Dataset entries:
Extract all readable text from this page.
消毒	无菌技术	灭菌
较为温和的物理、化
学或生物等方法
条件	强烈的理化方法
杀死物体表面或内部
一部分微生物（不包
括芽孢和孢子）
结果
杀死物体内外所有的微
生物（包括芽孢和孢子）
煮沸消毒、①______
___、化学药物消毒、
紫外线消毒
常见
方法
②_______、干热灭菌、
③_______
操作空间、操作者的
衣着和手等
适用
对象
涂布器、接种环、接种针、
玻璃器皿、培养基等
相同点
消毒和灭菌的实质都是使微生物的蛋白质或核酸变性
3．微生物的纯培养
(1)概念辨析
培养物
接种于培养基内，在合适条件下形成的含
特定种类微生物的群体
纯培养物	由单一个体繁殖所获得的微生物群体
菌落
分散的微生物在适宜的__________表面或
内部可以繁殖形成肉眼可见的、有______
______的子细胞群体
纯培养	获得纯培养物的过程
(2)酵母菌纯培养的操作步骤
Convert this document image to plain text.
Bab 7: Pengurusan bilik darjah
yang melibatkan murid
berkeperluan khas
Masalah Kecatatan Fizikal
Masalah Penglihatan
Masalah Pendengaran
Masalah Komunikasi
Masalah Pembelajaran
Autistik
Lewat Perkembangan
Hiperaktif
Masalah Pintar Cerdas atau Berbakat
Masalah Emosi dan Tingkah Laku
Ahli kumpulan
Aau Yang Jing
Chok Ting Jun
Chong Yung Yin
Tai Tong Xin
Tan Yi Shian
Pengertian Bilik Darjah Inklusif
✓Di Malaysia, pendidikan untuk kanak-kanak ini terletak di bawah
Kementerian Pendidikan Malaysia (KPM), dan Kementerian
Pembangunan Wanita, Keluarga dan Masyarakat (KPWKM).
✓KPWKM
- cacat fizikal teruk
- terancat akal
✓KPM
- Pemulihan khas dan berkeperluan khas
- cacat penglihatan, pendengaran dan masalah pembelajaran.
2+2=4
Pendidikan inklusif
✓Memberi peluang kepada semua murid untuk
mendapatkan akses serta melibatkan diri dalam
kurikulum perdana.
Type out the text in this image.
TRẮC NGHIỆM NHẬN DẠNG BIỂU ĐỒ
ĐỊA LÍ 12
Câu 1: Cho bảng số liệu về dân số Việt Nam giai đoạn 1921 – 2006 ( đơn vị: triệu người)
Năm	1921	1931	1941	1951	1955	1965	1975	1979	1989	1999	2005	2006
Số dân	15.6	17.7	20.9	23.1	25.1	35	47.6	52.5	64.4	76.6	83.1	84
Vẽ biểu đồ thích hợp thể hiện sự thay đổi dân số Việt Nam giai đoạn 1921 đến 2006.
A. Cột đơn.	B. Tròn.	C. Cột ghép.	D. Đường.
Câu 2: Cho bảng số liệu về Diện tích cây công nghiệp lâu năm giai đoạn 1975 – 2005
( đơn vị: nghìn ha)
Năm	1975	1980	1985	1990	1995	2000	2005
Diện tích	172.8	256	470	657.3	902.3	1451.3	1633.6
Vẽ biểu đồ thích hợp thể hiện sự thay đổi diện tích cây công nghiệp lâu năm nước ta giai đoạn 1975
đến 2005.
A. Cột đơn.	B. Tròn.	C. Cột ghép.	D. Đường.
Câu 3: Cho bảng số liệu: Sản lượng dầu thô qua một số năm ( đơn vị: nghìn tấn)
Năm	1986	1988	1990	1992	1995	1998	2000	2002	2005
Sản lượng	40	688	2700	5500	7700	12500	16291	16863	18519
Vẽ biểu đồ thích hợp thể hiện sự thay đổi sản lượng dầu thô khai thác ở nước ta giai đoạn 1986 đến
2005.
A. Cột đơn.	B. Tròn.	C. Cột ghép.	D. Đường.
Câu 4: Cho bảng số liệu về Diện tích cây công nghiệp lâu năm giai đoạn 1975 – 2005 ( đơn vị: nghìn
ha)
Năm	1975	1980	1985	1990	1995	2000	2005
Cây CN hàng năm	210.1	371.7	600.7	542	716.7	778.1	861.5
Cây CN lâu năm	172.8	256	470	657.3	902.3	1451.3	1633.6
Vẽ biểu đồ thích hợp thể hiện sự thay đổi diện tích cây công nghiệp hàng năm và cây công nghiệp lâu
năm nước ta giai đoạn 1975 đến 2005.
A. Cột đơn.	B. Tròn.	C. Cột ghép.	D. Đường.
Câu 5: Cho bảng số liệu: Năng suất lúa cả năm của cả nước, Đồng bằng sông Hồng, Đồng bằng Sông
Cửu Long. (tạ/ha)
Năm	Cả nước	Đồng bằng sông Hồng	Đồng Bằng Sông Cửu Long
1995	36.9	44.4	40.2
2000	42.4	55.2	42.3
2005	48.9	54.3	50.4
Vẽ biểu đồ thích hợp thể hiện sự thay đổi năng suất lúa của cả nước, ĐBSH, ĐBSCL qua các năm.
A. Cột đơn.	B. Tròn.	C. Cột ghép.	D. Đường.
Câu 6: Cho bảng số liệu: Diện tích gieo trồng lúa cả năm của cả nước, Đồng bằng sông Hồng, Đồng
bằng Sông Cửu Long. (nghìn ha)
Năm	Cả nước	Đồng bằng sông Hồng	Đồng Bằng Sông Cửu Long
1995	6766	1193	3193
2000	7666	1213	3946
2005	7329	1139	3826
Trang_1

Exercise details =>
Using the records above, copy each line that contains "untuk".

Answer to the task =>
✓Di Malaysia, pendidikan untuk kanak-kanak ini terletak di bawah
✓Memberi peluang kepada semua murid untuk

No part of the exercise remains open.